DATASET:
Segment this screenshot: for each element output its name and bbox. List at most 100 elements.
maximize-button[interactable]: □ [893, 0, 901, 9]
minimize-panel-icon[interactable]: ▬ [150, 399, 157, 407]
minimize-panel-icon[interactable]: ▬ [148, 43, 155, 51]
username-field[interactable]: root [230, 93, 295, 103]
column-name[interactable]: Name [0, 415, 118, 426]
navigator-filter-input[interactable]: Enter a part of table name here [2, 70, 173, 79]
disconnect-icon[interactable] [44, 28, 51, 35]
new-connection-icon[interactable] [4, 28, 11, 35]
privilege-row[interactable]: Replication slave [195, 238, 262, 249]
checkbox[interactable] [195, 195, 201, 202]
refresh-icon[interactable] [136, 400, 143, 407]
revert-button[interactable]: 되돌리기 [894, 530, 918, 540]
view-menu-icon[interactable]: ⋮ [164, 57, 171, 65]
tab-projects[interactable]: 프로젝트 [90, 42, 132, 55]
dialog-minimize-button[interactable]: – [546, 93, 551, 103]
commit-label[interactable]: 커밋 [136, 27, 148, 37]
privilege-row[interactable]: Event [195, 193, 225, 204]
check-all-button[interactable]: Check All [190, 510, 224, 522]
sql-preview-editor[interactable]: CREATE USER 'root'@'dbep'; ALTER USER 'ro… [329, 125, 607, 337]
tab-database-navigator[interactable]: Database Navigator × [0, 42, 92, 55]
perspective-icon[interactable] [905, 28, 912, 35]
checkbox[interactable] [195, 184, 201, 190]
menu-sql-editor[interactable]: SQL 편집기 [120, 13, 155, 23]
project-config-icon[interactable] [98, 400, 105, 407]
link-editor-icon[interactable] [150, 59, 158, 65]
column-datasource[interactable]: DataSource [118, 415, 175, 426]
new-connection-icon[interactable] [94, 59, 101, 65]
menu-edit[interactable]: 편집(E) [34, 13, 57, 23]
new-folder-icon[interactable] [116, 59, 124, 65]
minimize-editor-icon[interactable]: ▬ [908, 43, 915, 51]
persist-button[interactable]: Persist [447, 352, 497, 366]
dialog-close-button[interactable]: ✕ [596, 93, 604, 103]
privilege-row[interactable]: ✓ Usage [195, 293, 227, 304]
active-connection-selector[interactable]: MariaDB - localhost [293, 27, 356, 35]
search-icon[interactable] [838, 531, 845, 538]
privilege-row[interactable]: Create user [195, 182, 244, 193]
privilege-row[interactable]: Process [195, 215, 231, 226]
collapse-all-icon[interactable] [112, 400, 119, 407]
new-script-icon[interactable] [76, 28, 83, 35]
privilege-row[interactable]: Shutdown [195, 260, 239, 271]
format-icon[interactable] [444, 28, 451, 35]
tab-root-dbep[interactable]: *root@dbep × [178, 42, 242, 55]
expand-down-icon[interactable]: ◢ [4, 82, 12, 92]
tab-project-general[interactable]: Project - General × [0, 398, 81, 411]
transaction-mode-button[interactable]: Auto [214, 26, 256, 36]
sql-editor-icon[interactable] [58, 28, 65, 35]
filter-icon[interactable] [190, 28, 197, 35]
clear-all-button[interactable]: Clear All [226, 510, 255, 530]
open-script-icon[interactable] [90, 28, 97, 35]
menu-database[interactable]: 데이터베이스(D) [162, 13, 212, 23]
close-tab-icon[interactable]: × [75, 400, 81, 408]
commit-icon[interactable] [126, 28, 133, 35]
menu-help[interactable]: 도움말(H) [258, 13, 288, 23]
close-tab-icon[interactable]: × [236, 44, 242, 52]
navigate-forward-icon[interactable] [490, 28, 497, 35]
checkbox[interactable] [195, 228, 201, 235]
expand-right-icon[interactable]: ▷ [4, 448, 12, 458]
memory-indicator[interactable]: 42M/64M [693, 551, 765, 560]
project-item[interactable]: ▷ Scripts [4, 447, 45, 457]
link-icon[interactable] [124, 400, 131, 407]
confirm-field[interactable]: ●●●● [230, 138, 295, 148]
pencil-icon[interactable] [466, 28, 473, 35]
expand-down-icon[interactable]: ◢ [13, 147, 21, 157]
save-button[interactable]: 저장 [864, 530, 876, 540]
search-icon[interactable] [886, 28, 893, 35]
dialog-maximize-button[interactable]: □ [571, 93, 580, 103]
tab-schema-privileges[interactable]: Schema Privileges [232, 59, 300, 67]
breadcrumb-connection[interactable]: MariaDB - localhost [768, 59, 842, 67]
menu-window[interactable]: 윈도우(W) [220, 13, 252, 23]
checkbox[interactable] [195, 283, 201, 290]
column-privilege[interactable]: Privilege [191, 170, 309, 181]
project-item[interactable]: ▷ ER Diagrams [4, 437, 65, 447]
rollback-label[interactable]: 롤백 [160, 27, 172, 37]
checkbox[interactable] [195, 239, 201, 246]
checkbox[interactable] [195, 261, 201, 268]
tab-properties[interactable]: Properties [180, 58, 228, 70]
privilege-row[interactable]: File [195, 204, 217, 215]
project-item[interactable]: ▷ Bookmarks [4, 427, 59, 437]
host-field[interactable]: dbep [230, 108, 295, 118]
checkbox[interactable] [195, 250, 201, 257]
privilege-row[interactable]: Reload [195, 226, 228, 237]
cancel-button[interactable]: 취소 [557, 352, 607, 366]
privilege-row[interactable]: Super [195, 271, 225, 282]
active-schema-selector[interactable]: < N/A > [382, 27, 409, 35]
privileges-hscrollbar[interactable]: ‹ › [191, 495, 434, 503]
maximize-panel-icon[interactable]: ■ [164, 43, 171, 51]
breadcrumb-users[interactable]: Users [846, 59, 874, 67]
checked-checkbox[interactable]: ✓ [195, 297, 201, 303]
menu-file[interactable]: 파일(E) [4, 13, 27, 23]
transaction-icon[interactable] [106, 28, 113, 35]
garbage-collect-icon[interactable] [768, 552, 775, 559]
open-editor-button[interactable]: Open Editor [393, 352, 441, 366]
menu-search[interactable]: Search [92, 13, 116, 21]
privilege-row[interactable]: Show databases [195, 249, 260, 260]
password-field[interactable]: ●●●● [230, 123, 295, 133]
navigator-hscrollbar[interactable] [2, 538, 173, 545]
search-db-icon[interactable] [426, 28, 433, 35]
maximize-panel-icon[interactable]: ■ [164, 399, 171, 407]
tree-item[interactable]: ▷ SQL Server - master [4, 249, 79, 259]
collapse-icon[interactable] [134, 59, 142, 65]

GOAL OF THE EXERCISE:
Copy every line above without any changes.

RESULT FOR THIS TASK:
Segment this screenshot: for each element output its name and bbox. List at most 100 elements.
maximize-button[interactable]: □ [893, 0, 901, 9]
minimize-panel-icon[interactable]: ▬ [150, 399, 157, 407]
minimize-panel-icon[interactable]: ▬ [148, 43, 155, 51]
username-field[interactable]: root [230, 93, 295, 103]
column-name[interactable]: Name [0, 415, 118, 426]
navigator-filter-input[interactable]: Enter a part of table name here [2, 70, 173, 79]
disconnect-icon[interactable] [44, 28, 51, 35]
new-connection-icon[interactable] [4, 28, 11, 35]
privilege-row[interactable]: Replication slave [195, 238, 262, 249]
checkbox[interactable] [195, 195, 201, 202]
refresh-icon[interactable] [136, 400, 143, 407]
revert-button[interactable]: 되돌리기 [894, 530, 918, 540]
view-menu-icon[interactable]: ⋮ [164, 57, 171, 65]
tab-projects[interactable]: 프로젝트 [90, 42, 132, 55]
dialog-minimize-button[interactable]: – [546, 93, 551, 103]
commit-label[interactable]: 커밋 [136, 27, 148, 37]
privilege-row[interactable]: Event [195, 193, 225, 204]
check-all-button[interactable]: Check All [190, 510, 224, 522]
sql-preview-editor[interactable]: CREATE USER 'root'@'dbep'; ALTER USER 'ro… [329, 125, 607, 337]
tab-database-navigator[interactable]: Database Navigator × [0, 42, 92, 55]
perspective-icon[interactable] [905, 28, 912, 35]
checkbox[interactable] [195, 184, 201, 190]
menu-sql-editor[interactable]: SQL 편집기 [120, 13, 155, 23]
project-config-icon[interactable] [98, 400, 105, 407]
link-editor-icon[interactable] [150, 59, 158, 65]
column-datasource[interactable]: DataSource [118, 415, 175, 426]
new-connection-icon[interactable] [94, 59, 101, 65]
menu-edit[interactable]: 편집(E) [34, 13, 57, 23]
new-folder-icon[interactable] [116, 59, 124, 65]
minimize-editor-icon[interactable]: ▬ [908, 43, 915, 51]
persist-button[interactable]: Persist [447, 352, 497, 366]
dialog-close-button[interactable]: ✕ [596, 93, 604, 103]
privilege-row[interactable]: ✓ Usage [195, 293, 227, 304]
active-connection-selector[interactable]: MariaDB - localhost [293, 27, 356, 35]
search-icon[interactable] [838, 531, 845, 538]
privilege-row[interactable]: Create user [195, 182, 244, 193]
privilege-row[interactable]: Process [195, 215, 231, 226]
collapse-all-icon[interactable] [112, 400, 119, 407]
new-script-icon[interactable] [76, 28, 83, 35]
privilege-row[interactable]: Shutdown [195, 260, 239, 271]
format-icon[interactable] [444, 28, 451, 35]
tab-root-dbep[interactable]: *root@dbep × [178, 42, 242, 55]
expand-down-icon[interactable]: ◢ [4, 82, 12, 92]
tab-project-general[interactable]: Project - General × [0, 398, 81, 411]
transaction-mode-button[interactable]: Auto [214, 26, 256, 36]
sql-editor-icon[interactable] [58, 28, 65, 35]
filter-icon[interactable] [190, 28, 197, 35]
clear-all-button[interactable]: Clear All [226, 510, 255, 530]
open-script-icon[interactable] [90, 28, 97, 35]
menu-database[interactable]: 데이터베이스(D) [162, 13, 212, 23]
close-tab-icon[interactable]: × [75, 400, 81, 408]
commit-icon[interactable] [126, 28, 133, 35]
menu-help[interactable]: 도움말(H) [258, 13, 288, 23]
close-tab-icon[interactable]: × [236, 44, 242, 52]
navigate-forward-icon[interactable] [490, 28, 497, 35]
checkbox[interactable] [195, 228, 201, 235]
expand-right-icon[interactable]: ▷ [4, 448, 12, 458]
memory-indicator[interactable]: 42M/64M [693, 551, 765, 560]
project-item[interactable]: ▷ Scripts [4, 447, 45, 457]
link-icon[interactable] [124, 400, 131, 407]
confirm-field[interactable]: ●●●● [230, 138, 295, 148]
pencil-icon[interactable] [466, 28, 473, 35]
expand-down-icon[interactable]: ◢ [13, 147, 21, 157]
save-button[interactable]: 저장 [864, 530, 876, 540]
search-icon[interactable] [886, 28, 893, 35]
dialog-maximize-button[interactable]: □ [571, 93, 580, 103]
tab-schema-privileges[interactable]: Schema Privileges [232, 59, 300, 67]
breadcrumb-connection[interactable]: MariaDB - localhost [768, 59, 842, 67]
menu-window[interactable]: 윈도우(W) [220, 13, 252, 23]
checkbox[interactable] [195, 283, 201, 290]
column-privilege[interactable]: Privilege [191, 170, 309, 181]
project-item[interactable]: ▷ ER Diagrams [4, 437, 65, 447]
rollback-label[interactable]: 롤백 [160, 27, 172, 37]
checkbox[interactable] [195, 239, 201, 246]
checkbox[interactable] [195, 261, 201, 268]
tab-properties[interactable]: Properties [180, 58, 228, 70]
privilege-row[interactable]: File [195, 204, 217, 215]
project-item[interactable]: ▷ Bookmarks [4, 427, 59, 437]
host-field[interactable]: dbep [230, 108, 295, 118]
checkbox[interactable] [195, 250, 201, 257]
privilege-row[interactable]: Reload [195, 226, 228, 237]
cancel-button[interactable]: 취소 [557, 352, 607, 366]
privilege-row[interactable]: Super [195, 271, 225, 282]
active-schema-selector[interactable]: < N/A > [382, 27, 409, 35]
privileges-hscrollbar[interactable]: ‹ › [191, 495, 434, 503]
maximize-panel-icon[interactable]: ■ [164, 43, 171, 51]
breadcrumb-users[interactable]: Users [846, 59, 874, 67]
checked-checkbox[interactable]: ✓ [195, 297, 201, 303]
menu-file[interactable]: 파일(E) [4, 13, 27, 23]
transaction-icon[interactable] [106, 28, 113, 35]
garbage-collect-icon[interactable] [768, 552, 775, 559]
open-editor-button[interactable]: Open Editor [393, 352, 441, 366]
menu-search[interactable]: Search [92, 13, 116, 21]
privilege-row[interactable]: Show databases [195, 249, 260, 260]
password-field[interactable]: ●●●● [230, 123, 295, 133]
navigator-hscrollbar[interactable] [2, 538, 173, 545]
search-db-icon[interactable] [426, 28, 433, 35]
maximize-panel-icon[interactable]: ■ [164, 399, 171, 407]
tree-item[interactable]: ▷ SQL Server - master [4, 249, 79, 259]
collapse-icon[interactable] [134, 59, 142, 65]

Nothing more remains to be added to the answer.